**WHAT IS NEEDED**
The records are to be restated in their entirety, word for word.

**Entries with figure data**
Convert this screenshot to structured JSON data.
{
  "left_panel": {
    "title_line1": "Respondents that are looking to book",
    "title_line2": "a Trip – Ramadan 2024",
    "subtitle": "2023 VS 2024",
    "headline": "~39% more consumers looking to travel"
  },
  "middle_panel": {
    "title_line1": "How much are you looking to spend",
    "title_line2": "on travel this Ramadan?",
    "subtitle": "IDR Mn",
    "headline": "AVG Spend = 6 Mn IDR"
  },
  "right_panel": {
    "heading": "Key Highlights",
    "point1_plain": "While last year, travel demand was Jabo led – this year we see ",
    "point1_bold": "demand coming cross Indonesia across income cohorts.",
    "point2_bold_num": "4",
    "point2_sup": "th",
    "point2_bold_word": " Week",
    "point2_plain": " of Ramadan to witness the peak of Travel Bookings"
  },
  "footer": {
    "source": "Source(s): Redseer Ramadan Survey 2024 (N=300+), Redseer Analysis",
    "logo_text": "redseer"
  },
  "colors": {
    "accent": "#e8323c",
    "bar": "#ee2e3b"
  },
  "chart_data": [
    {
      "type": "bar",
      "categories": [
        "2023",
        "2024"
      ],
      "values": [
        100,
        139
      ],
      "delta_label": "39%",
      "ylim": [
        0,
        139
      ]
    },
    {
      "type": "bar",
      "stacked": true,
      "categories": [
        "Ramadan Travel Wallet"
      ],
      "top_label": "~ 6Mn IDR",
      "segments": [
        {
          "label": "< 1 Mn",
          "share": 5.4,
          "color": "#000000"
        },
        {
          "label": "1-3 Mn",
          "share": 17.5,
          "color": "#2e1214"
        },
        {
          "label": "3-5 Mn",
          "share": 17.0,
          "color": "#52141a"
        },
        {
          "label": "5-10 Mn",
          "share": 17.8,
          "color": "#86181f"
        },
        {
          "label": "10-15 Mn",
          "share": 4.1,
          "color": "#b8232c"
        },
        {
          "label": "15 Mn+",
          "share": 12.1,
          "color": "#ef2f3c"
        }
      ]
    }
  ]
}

**SOLUTION TO THE PROBLEM**
Convert this screenshot to structured JSON data.
{
  "left_panel": {
    "title_line1": "Respondents that are looking to book",
    "title_line2": "a Trip – Ramadan 2024",
    "subtitle": "2023 VS 2024",
    "headline": "~39% more consumers looking to travel"
  },
  "middle_panel": {
    "title_line1": "How much are you looking to spend",
    "title_line2": "on travel this Ramadan?",
    "subtitle": "IDR Mn",
    "headline": "AVG Spend = 6 Mn IDR"
  },
  "right_panel": {
    "heading": "Key Highlights",
    "point1_plain": "While last year, travel demand was Jabo led – this year we see ",
    "point1_bold": "demand coming cross Indonesia across income cohorts.",
    "point2_bold_num": "4",
    "point2_sup": "th",
    "point2_bold_word": " Week",
    "point2_plain": " of Ramadan to witness the peak of Travel Bookings"
  },
  "footer": {
    "source": "Source(s): Redseer Ramadan Survey 2024 (N=300+), Redseer Analysis",
    "logo_text": "redseer"
  },
  "colors": {
    "accent": "#e8323c",
    "bar": "#ee2e3b"
  },
  "chart_data": [
    {
      "type": "bar",
      "categories": [
        "2023",
        "2024"
      ],
      "values": [
        100,
        139
      ],
      "delta_label": "39%",
      "ylim": [
        0,
        139
      ]
    },
    {
      "type": "bar",
      "stacked": true,
      "categories": [
        "Ramadan Travel Wallet"
      ],
      "top_label": "~ 6Mn IDR",
      "segments": [
        {
          "label": "< 1 Mn",
          "share": 5.4,
          "color": "#000000"
        },
        {
          "label": "1-3 Mn",
          "share": 17.5,
          "color": "#2e1214"
        },
        {
          "label": "3-5 Mn",
          "share": 17.0,
          "color": "#52141a"
        },
        {
          "label": "5-10 Mn",
          "share": 17.8,
          "color": "#86181f"
        },
        {
          "label": "10-15 Mn",
          "share": 4.1,
          "color": "#b8232c"
        },
        {
          "label": "15 Mn+",
          "share": 12.1,
          "color": "#ef2f3c"
        }
      ]
    }
  ]
}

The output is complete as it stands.